>> begin

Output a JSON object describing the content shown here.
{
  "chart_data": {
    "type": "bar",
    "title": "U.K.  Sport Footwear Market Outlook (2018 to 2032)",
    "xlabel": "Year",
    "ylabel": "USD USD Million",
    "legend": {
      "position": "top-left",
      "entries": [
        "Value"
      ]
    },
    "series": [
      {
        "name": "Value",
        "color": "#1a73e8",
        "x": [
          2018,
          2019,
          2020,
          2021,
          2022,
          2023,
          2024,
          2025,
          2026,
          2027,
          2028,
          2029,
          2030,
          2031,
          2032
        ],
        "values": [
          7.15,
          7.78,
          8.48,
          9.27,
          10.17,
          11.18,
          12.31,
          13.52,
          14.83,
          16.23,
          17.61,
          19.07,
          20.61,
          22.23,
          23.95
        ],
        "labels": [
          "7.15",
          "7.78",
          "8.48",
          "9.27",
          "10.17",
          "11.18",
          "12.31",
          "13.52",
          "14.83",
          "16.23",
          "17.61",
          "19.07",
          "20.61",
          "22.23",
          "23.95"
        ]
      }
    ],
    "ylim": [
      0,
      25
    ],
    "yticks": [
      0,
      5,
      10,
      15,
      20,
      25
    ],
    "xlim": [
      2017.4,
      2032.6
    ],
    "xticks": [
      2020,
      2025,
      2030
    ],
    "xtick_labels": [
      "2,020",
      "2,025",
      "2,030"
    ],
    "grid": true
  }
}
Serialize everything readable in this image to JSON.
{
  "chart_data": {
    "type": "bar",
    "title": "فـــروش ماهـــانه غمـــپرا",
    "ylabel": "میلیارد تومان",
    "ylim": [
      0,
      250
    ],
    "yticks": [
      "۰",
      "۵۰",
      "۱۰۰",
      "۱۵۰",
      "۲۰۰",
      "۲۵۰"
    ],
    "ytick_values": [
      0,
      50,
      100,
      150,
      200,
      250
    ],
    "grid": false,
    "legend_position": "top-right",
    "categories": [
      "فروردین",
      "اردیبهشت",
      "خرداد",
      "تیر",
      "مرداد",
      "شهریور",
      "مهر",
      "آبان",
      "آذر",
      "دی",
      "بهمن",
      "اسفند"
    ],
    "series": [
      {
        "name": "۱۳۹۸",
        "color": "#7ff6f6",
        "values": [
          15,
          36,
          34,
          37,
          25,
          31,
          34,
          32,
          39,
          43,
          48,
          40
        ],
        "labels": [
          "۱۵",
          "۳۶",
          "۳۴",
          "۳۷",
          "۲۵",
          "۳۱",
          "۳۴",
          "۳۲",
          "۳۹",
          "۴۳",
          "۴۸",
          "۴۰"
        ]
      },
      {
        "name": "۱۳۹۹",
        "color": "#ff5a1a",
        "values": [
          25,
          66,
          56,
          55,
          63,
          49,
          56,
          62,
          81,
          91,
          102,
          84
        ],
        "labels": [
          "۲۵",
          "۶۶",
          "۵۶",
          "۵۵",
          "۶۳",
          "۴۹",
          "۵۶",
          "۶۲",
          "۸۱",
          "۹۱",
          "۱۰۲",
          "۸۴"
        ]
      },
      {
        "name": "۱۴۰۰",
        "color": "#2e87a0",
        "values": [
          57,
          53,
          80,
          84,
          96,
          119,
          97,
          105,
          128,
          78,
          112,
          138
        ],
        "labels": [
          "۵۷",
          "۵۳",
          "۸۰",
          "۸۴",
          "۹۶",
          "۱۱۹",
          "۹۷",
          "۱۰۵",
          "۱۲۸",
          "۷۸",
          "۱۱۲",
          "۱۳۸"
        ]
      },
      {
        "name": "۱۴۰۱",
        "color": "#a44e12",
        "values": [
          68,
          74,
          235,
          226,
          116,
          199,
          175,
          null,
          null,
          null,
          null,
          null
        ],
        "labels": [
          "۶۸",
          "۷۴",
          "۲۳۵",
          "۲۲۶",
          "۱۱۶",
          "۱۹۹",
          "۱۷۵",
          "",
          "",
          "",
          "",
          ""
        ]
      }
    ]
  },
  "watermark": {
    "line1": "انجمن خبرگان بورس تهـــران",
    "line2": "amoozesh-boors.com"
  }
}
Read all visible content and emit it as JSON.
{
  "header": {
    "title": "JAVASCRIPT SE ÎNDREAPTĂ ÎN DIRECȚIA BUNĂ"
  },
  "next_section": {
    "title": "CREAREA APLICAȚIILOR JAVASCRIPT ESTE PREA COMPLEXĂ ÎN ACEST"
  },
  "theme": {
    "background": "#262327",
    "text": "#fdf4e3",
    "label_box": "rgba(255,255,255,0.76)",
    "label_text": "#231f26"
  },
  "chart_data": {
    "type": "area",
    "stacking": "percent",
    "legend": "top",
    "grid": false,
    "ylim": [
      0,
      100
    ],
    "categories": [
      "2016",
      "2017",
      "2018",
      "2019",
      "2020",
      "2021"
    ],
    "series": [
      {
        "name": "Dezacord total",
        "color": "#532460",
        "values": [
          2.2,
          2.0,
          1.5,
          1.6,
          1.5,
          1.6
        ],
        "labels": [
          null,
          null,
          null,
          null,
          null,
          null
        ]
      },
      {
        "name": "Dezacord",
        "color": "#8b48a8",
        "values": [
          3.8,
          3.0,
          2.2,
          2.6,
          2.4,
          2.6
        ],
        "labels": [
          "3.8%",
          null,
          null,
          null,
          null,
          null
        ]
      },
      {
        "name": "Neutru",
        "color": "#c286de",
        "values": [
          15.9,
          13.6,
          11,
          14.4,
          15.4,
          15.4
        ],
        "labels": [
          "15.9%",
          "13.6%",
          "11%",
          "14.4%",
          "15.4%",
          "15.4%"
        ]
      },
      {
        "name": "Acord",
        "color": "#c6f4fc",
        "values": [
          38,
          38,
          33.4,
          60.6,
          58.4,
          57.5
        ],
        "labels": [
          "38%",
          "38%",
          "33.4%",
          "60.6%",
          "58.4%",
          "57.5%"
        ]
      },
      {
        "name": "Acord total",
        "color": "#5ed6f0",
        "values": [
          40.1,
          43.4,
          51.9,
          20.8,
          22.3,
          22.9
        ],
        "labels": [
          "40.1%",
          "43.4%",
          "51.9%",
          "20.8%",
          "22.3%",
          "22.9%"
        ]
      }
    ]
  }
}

>> end

**Exercise requirements:** Repeat the entries exactly, all of them.

**Problem solution:**
Output a JSON object describing the content shown here.
{
  "chart_data": {
    "type": "bar",
    "title": "U.K.  Sport Footwear Market Outlook (2018 to 2032)",
    "xlabel": "Year",
    "ylabel": "USD USD Million",
    "legend": {
      "position": "top-left",
      "entries": [
        "Value"
      ]
    },
    "series": [
      {
        "name": "Value",
        "color": "#1a73e8",
        "x": [
          2018,
          2019,
          2020,
          2021,
          2022,
          2023,
          2024,
          2025,
          2026,
          2027,
          2028,
          2029,
          2030,
          2031,
          2032
        ],
        "values": [
          7.15,
          7.78,
          8.48,
          9.27,
          10.17,
          11.18,
          12.31,
          13.52,
          14.83,
          16.23,
          17.61,
          19.07,
          20.61,
          22.23,
          23.95
        ],
        "labels": [
          "7.15",
          "7.78",
          "8.48",
          "9.27",
          "10.17",
          "11.18",
          "12.31",
          "13.52",
          "14.83",
          "16.23",
          "17.61",
          "19.07",
          "20.61",
          "22.23",
          "23.95"
        ]
      }
    ],
    "ylim": [
      0,
      25
    ],
    "yticks": [
      0,
      5,
      10,
      15,
      20,
      25
    ],
    "xlim": [
      2017.4,
      2032.6
    ],
    "xticks": [
      2020,
      2025,
      2030
    ],
    "xtick_labels": [
      "2,020",
      "2,025",
      "2,030"
    ],
    "grid": true
  }
}
Serialize everything readable in this image to JSON.
{
  "chart_data": {
    "type": "bar",
    "title": "فـــروش ماهـــانه غمـــپرا",
    "ylabel": "میلیارد تومان",
    "ylim": [
      0,
      250
    ],
    "yticks": [
      "۰",
      "۵۰",
      "۱۰۰",
      "۱۵۰",
      "۲۰۰",
      "۲۵۰"
    ],
    "ytick_values": [
      0,
      50,
      100,
      150,
      200,
      250
    ],
    "grid": false,
    "legend_position": "top-right",
    "categories": [
      "فروردین",
      "اردیبهشت",
      "خرداد",
      "تیر",
      "مرداد",
      "شهریور",
      "مهر",
      "آبان",
      "آذر",
      "دی",
      "بهمن",
      "اسفند"
    ],
    "series": [
      {
        "name": "۱۳۹۸",
        "color": "#7ff6f6",
        "values": [
          15,
          36,
          34,
          37,
          25,
          31,
          34,
          32,
          39,
          43,
          48,
          40
        ],
        "labels": [
          "۱۵",
          "۳۶",
          "۳۴",
          "۳۷",
          "۲۵",
          "۳۱",
          "۳۴",
          "۳۲",
          "۳۹",
          "۴۳",
          "۴۸",
          "۴۰"
        ]
      },
      {
        "name": "۱۳۹۹",
        "color": "#ff5a1a",
        "values": [
          25,
          66,
          56,
          55,
          63,
          49,
          56,
          62,
          81,
          91,
          102,
          84
        ],
        "labels": [
          "۲۵",
          "۶۶",
          "۵۶",
          "۵۵",
          "۶۳",
          "۴۹",
          "۵۶",
          "۶۲",
          "۸۱",
          "۹۱",
          "۱۰۲",
          "۸۴"
        ]
      },
      {
        "name": "۱۴۰۰",
        "color": "#2e87a0",
        "values": [
          57,
          53,
          80,
          84,
          96,
          119,
          97,
          105,
          128,
          78,
          112,
          138
        ],
        "labels": [
          "۵۷",
          "۵۳",
          "۸۰",
          "۸۴",
          "۹۶",
          "۱۱۹",
          "۹۷",
          "۱۰۵",
          "۱۲۸",
          "۷۸",
          "۱۱۲",
          "۱۳۸"
        ]
      },
      {
        "name": "۱۴۰۱",
        "color": "#a44e12",
        "values": [
          68,
          74,
          235,
          226,
          116,
          199,
          175,
          null,
          null,
          null,
          null,
          null
        ],
        "labels": [
          "۶۸",
          "۷۴",
          "۲۳۵",
          "۲۲۶",
          "۱۱۶",
          "۱۹۹",
          "۱۷۵",
          "",
          "",
          "",
          "",
          ""
        ]
      }
    ]
  },
  "watermark": {
    "line1": "انجمن خبرگان بورس تهـــران",
    "line2": "amoozesh-boors.com"
  }
}
Read all visible content and emit it as JSON.
{
  "header": {
    "title": "JAVASCRIPT SE ÎNDREAPTĂ ÎN DIRECȚIA BUNĂ"
  },
  "next_section": {
    "title": "CREAREA APLICAȚIILOR JAVASCRIPT ESTE PREA COMPLEXĂ ÎN ACEST"
  },
  "theme": {
    "background": "#262327",
    "text": "#fdf4e3",
    "label_box": "rgba(255,255,255,0.76)",
    "label_text": "#231f26"
  },
  "chart_data": {
    "type": "area",
    "stacking": "percent",
    "legend": "top",
    "grid": false,
    "ylim": [
      0,
      100
    ],
    "categories": [
      "2016",
      "2017",
      "2018",
      "2019",
      "2020",
      "2021"
    ],
    "series": [
      {
        "name": "Dezacord total",
        "color": "#532460",
        "values": [
          2.2,
          2.0,
          1.5,
          1.6,
          1.5,
          1.6
        ],
        "labels": [
          null,
          null,
          null,
          null,
          null,
          null
        ]
      },
      {
        "name": "Dezacord",
        "color": "#8b48a8",
        "values": [
          3.8,
          3.0,
          2.2,
          2.6,
          2.4,
          2.6
        ],
        "labels": [
          "3.8%",
          null,
          null,
          null,
          null,
          null
        ]
      },
      {
        "name": "Neutru",
        "color": "#c286de",
        "values": [
          15.9,
          13.6,
          11,
          14.4,
          15.4,
          15.4
        ],
        "labels": [
          "15.9%",
          "13.6%",
          "11%",
          "14.4%",
          "15.4%",
          "15.4%"
        ]
      },
      {
        "name": "Acord",
        "color": "#c6f4fc",
        "values": [
          38,
          38,
          33.4,
          60.6,
          58.4,
          57.5
        ],
        "labels": [
          "38%",
          "38%",
          "33.4%",
          "60.6%",
          "58.4%",
          "57.5%"
        ]
      },
      {
        "name": "Acord total",
        "color": "#5ed6f0",
        "values": [
          40.1,
          43.4,
          51.9,
          20.8,
          22.3,
          22.9
        ],
        "labels": [
          "40.1%",
          "43.4%",
          "51.9%",
          "20.8%",
          "22.3%",
          "22.9%"
        ]
      }
    ]
  }
}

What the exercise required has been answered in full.